• Problem to solve:
Copy every entry precisely.

• Information given:
==============================
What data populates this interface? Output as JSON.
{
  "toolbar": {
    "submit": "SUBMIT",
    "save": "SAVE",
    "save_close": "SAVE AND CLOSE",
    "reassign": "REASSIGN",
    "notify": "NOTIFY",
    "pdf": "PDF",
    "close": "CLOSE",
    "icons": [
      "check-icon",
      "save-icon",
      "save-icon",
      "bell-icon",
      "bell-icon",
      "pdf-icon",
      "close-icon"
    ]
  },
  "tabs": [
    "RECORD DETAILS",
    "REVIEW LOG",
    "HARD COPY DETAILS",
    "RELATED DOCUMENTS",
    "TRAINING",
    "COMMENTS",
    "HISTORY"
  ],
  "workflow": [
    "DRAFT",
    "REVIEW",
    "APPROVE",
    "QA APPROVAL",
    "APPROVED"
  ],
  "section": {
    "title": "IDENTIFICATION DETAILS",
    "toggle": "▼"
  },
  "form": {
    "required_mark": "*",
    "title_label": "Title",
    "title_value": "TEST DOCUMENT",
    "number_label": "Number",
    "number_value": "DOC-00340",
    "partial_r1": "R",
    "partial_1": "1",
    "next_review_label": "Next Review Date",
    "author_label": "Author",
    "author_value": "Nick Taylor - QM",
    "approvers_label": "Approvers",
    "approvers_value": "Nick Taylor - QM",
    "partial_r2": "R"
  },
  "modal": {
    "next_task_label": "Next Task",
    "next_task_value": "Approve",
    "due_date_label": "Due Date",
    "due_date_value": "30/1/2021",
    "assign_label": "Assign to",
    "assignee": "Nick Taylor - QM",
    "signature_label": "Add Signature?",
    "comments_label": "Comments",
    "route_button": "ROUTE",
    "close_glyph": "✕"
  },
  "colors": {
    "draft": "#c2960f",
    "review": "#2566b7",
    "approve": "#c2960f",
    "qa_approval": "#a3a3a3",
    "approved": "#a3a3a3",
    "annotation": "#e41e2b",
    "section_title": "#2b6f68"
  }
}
==============================
• Solved exercise:
What data populates this interface? Output as JSON.
{
  "toolbar": {
    "submit": "SUBMIT",
    "save": "SAVE",
    "save_close": "SAVE AND CLOSE",
    "reassign": "REASSIGN",
    "notify": "NOTIFY",
    "pdf": "PDF",
    "close": "CLOSE",
    "icons": [
      "check-icon",
      "save-icon",
      "save-icon",
      "bell-icon",
      "bell-icon",
      "pdf-icon",
      "close-icon"
    ]
  },
  "tabs": [
    "RECORD DETAILS",
    "REVIEW LOG",
    "HARD COPY DETAILS",
    "RELATED DOCUMENTS",
    "TRAINING",
    "COMMENTS",
    "HISTORY"
  ],
  "workflow": [
    "DRAFT",
    "REVIEW",
    "APPROVE",
    "QA APPROVAL",
    "APPROVED"
  ],
  "section": {
    "title": "IDENTIFICATION DETAILS",
    "toggle": "▼"
  },
  "form": {
    "required_mark": "*",
    "title_label": "Title",
    "title_value": "TEST DOCUMENT",
    "number_label": "Number",
    "number_value": "DOC-00340",
    "partial_r1": "R",
    "partial_1": "1",
    "next_review_label": "Next Review Date",
    "author_label": "Author",
    "author_value": "Nick Taylor - QM",
    "approvers_label": "Approvers",
    "approvers_value": "Nick Taylor - QM",
    "partial_r2": "R"
  },
  "modal": {
    "next_task_label": "Next Task",
    "next_task_value": "Approve",
    "due_date_label": "Due Date",
    "due_date_value": "30/1/2021",
    "assign_label": "Assign to",
    "assignee": "Nick Taylor - QM",
    "signature_label": "Add Signature?",
    "comments_label": "Comments",
    "route_button": "ROUTE",
    "close_glyph": "✕"
  },
  "colors": {
    "draft": "#c2960f",
    "review": "#2566b7",
    "approve": "#c2960f",
    "qa_approval": "#a3a3a3",
    "approved": "#a3a3a3",
    "annotation": "#e41e2b",
    "section_title": "#2b6f68"
  }
}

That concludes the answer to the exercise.